__TASK STATEMENT__. Search the entries for the word "工业废气直接排放" and pull out each line that has it.

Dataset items

━━━━━━━━

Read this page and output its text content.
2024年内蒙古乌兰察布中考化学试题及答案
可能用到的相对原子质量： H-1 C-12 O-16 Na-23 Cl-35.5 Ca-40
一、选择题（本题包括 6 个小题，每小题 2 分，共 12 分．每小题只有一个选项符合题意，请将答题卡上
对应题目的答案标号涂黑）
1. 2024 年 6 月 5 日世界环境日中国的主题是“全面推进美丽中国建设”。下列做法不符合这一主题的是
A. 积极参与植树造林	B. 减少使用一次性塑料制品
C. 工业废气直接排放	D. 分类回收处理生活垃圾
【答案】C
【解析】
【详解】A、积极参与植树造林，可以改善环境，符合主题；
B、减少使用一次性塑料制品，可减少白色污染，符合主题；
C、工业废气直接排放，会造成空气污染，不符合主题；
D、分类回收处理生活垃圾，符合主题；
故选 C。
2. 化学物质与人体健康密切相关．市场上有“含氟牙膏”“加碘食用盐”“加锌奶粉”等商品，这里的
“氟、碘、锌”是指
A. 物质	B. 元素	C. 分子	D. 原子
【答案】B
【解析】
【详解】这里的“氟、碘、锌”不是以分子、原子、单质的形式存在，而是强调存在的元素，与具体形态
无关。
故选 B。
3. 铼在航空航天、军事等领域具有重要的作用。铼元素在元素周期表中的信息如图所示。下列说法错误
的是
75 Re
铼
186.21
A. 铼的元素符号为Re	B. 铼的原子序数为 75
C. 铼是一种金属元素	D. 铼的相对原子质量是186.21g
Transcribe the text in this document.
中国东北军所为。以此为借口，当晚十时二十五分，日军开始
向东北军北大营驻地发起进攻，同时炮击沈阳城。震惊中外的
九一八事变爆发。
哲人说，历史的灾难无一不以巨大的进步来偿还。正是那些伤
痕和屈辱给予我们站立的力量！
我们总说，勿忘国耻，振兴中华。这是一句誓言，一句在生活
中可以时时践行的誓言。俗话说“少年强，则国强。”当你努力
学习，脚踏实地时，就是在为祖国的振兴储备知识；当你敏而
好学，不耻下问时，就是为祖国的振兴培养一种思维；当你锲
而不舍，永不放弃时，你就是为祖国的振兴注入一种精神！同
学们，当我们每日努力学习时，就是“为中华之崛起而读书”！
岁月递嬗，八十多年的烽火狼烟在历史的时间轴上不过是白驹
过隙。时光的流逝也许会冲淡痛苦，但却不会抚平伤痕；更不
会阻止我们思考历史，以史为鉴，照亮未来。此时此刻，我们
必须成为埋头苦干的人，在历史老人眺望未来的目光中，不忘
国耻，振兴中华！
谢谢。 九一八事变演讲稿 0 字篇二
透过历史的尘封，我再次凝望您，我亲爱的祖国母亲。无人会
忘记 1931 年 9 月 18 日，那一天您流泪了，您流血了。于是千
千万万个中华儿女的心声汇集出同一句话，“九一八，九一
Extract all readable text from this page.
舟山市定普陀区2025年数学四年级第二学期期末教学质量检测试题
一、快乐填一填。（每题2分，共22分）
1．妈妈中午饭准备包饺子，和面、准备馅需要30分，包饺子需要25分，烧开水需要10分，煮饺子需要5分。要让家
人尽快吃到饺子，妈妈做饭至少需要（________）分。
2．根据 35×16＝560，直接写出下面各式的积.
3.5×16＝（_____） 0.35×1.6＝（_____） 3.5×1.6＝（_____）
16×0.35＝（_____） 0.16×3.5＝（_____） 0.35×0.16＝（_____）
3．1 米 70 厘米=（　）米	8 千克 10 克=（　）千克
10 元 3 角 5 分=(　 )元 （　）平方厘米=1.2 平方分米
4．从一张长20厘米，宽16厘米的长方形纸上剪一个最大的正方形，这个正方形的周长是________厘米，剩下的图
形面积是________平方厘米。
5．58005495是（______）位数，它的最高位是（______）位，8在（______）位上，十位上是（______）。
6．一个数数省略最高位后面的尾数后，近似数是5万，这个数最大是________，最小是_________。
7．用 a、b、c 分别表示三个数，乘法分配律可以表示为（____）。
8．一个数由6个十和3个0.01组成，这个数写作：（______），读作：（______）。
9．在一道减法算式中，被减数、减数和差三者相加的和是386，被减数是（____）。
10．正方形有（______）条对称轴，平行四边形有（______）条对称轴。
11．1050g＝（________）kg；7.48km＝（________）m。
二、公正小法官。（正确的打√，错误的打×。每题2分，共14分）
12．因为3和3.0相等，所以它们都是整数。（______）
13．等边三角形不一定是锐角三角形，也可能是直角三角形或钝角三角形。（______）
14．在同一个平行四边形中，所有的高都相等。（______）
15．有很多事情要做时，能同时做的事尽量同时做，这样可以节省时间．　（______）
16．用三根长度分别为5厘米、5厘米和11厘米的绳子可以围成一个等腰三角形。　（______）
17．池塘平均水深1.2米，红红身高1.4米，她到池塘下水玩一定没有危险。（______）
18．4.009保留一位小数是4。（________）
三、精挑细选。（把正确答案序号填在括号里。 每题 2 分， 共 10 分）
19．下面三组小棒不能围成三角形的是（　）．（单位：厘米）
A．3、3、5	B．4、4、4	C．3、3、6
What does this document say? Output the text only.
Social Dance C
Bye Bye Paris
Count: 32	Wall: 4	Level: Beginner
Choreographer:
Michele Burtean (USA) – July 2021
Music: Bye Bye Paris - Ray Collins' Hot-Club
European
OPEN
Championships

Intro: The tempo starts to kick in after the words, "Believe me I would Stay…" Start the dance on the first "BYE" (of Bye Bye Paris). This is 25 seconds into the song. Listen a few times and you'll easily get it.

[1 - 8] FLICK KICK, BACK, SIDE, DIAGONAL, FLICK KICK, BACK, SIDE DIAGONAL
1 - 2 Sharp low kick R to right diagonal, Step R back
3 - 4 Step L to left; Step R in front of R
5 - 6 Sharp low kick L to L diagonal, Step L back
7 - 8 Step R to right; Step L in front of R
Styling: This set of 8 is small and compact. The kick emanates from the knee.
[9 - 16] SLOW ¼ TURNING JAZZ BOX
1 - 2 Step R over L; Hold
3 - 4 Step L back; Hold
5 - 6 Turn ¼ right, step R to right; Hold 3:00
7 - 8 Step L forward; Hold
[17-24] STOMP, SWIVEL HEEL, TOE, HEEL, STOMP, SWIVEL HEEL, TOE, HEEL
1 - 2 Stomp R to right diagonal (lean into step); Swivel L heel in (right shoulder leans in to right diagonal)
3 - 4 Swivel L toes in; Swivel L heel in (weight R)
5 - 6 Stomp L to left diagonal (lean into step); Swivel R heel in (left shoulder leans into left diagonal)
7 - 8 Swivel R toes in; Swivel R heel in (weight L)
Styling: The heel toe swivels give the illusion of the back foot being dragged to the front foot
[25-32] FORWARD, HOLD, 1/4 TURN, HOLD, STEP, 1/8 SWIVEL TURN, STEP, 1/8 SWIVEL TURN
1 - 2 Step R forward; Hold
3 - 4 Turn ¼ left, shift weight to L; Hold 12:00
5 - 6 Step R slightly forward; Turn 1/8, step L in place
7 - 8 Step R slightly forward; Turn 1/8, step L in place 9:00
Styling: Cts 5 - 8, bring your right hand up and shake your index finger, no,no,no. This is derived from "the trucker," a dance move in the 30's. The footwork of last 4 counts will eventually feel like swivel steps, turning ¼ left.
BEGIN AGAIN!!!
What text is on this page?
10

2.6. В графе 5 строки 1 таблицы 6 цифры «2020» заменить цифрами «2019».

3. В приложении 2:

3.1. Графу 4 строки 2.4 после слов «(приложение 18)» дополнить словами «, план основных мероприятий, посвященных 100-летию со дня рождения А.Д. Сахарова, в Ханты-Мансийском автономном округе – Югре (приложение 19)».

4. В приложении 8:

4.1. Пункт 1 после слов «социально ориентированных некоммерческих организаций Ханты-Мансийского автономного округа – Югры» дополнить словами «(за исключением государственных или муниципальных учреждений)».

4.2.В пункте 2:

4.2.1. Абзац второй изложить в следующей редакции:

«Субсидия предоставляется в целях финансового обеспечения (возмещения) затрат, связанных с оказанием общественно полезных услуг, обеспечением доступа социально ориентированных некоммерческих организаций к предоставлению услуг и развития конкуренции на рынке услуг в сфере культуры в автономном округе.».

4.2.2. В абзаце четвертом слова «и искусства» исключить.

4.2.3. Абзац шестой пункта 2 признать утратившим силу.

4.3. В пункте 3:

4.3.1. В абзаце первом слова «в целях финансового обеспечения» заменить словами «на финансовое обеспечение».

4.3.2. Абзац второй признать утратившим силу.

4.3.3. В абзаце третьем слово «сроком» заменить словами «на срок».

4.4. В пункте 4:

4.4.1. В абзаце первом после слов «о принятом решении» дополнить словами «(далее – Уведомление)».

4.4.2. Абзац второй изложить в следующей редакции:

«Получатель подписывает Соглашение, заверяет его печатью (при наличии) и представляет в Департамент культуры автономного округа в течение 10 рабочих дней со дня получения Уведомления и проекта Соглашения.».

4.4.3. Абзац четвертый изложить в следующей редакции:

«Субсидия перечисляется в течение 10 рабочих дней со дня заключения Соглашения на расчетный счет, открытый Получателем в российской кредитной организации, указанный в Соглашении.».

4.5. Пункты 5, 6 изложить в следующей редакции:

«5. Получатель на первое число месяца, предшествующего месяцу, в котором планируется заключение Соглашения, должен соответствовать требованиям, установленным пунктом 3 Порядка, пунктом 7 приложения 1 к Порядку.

━━━━━━━━

__OUTPUT__.
C. 工业废气直接排放	D. 分类回收处理生活垃圾
C、工业废气直接排放，会造成空气污染，不符合主题；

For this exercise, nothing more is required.